■ **TO BE DONE**
Gather from the listing below each line that includes the word "Ctrl", and copy it.

Collected data entries:
:::::

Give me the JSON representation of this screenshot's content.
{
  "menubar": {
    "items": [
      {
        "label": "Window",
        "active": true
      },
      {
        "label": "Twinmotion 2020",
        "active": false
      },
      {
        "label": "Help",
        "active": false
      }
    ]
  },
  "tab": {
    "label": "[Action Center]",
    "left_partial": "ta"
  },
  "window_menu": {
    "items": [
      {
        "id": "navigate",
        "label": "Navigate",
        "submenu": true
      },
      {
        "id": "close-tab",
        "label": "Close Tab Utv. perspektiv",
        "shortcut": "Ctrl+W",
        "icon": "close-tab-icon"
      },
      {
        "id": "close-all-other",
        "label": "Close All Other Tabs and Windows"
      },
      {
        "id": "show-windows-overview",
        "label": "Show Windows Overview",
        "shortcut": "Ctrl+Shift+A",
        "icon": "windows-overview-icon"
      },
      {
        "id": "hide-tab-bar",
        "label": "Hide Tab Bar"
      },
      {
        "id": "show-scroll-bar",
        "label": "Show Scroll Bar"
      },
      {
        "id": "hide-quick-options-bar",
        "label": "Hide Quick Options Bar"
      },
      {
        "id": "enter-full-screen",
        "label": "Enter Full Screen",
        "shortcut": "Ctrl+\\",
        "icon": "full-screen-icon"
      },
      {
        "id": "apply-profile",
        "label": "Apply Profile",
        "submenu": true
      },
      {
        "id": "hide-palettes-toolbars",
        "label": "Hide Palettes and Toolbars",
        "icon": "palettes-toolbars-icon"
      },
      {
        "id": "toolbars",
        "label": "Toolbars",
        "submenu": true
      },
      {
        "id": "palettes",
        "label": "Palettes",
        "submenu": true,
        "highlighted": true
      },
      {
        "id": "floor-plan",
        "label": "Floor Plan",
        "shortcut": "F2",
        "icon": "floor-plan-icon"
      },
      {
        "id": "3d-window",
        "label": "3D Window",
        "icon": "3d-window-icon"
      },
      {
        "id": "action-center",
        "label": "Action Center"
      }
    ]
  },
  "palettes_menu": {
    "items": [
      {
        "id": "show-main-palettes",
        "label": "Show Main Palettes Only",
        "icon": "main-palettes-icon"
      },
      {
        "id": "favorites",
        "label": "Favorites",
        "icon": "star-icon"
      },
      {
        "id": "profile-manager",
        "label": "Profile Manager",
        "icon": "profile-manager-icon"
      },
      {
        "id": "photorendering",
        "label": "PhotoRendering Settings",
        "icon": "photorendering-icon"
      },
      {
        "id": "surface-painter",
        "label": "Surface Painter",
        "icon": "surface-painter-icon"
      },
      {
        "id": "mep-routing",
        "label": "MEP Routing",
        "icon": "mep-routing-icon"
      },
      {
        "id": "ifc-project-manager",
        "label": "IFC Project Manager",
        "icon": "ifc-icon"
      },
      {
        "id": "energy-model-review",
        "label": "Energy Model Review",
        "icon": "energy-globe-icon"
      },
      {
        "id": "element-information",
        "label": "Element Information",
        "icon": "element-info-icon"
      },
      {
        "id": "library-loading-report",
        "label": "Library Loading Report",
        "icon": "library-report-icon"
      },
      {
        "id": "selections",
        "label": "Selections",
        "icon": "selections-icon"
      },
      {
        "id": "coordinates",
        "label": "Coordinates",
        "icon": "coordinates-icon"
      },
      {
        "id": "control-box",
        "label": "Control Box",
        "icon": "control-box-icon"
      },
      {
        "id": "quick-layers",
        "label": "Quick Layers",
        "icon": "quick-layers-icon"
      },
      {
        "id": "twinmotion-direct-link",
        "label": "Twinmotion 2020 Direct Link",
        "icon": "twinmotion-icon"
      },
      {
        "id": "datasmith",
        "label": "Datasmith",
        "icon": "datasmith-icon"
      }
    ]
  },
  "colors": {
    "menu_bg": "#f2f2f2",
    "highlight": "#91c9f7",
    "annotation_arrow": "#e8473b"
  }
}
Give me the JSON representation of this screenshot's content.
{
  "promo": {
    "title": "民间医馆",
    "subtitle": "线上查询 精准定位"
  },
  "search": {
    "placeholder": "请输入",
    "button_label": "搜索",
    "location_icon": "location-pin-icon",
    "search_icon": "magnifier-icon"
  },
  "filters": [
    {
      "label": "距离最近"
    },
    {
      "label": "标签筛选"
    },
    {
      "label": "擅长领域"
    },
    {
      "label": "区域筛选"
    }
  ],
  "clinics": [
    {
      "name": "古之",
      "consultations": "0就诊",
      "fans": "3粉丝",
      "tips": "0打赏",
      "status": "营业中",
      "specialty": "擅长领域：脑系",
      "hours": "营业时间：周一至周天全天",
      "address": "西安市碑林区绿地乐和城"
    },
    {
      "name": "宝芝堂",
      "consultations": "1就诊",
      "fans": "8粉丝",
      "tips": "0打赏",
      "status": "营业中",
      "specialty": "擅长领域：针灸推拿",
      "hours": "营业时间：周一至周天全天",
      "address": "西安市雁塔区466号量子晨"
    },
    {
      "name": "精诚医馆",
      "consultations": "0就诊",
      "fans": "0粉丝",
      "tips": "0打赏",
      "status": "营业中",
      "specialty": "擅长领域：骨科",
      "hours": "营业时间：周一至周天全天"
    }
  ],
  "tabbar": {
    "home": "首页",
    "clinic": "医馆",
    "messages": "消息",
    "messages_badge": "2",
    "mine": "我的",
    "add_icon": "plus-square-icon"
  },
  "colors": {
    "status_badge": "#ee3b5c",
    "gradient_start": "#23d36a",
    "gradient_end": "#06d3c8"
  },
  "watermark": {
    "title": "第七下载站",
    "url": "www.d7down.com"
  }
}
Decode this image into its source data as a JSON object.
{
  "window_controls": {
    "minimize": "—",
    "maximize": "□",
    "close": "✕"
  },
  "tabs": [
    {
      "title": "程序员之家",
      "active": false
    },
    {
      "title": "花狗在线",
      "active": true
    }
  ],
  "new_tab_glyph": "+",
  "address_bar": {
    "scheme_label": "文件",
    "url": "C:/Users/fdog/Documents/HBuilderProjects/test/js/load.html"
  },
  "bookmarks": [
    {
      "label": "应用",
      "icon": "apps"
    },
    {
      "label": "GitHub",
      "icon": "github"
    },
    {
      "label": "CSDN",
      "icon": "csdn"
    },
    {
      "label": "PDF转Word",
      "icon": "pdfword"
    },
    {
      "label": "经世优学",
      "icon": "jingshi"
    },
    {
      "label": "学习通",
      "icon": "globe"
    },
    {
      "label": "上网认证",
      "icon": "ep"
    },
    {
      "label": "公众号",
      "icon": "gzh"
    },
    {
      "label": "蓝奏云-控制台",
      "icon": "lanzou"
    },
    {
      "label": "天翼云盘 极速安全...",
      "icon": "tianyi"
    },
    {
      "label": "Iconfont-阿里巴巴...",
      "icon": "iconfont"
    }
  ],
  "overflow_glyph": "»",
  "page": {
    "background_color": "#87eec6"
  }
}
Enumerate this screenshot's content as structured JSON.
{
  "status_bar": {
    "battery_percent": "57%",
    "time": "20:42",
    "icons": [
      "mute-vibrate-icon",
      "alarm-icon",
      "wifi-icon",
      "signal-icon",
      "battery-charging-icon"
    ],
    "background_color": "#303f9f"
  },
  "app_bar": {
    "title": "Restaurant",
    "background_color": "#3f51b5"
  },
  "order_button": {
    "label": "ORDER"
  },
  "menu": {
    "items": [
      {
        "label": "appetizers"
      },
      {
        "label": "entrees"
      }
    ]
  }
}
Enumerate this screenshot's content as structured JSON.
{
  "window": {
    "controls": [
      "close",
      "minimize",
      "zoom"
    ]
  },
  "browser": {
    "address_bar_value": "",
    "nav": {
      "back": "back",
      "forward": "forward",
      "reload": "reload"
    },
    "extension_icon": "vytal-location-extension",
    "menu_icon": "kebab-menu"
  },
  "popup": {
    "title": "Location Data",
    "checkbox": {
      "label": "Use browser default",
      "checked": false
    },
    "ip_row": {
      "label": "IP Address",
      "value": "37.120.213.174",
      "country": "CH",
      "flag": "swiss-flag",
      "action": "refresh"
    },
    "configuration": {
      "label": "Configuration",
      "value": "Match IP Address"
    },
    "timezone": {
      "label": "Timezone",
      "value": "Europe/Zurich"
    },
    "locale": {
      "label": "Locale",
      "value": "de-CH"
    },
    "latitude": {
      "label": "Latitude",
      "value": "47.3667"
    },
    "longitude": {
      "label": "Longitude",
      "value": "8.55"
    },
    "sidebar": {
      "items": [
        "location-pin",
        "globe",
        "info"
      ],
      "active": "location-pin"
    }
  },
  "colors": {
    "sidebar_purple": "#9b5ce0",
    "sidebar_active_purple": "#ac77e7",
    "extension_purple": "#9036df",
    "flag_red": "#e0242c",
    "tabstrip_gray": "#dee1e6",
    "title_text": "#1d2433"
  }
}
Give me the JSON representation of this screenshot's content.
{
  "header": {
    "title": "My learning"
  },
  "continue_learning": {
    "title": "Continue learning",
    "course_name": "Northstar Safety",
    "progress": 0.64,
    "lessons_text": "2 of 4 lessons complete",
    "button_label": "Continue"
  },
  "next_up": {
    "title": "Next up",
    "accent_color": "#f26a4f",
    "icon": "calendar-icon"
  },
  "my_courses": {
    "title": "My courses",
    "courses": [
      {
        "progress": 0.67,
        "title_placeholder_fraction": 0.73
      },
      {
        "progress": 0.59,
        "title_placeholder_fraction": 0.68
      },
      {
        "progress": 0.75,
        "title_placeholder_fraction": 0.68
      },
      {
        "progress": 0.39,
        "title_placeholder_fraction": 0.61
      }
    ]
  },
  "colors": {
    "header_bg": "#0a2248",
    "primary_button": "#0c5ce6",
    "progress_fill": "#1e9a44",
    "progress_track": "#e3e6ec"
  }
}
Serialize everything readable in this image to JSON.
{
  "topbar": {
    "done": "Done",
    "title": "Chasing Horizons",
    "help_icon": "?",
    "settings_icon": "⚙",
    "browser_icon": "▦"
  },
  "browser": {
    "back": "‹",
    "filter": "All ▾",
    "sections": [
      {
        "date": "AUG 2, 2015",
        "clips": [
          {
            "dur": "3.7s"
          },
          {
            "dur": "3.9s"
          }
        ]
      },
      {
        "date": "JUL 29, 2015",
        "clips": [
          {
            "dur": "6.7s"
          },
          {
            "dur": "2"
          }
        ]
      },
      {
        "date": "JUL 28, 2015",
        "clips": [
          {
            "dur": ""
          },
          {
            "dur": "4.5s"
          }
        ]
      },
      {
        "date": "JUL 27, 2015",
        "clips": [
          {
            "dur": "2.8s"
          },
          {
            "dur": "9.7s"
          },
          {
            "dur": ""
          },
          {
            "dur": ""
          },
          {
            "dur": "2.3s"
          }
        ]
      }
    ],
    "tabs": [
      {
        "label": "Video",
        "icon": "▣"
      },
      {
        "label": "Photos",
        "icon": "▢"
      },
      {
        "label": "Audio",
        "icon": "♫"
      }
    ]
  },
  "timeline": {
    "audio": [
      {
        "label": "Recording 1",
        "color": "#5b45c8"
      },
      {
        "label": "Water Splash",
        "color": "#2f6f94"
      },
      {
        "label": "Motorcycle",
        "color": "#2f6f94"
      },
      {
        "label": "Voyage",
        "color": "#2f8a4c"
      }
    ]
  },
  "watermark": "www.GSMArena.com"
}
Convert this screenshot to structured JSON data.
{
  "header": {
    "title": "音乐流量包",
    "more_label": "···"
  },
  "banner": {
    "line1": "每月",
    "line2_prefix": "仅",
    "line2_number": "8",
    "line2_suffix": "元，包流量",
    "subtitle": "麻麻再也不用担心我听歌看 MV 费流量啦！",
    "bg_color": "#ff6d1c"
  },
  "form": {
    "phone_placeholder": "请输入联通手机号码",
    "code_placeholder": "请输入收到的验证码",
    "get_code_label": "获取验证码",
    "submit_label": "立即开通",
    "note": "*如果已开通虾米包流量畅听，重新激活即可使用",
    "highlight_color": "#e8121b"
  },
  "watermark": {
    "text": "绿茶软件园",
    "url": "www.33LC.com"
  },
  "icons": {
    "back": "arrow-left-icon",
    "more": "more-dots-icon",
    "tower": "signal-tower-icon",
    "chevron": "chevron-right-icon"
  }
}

:::::

■ **FULL ANSWER**
        "shortcut": "Ctrl+W",
        "shortcut": "Ctrl+Shift+A",
        "shortcut": "Ctrl+\\",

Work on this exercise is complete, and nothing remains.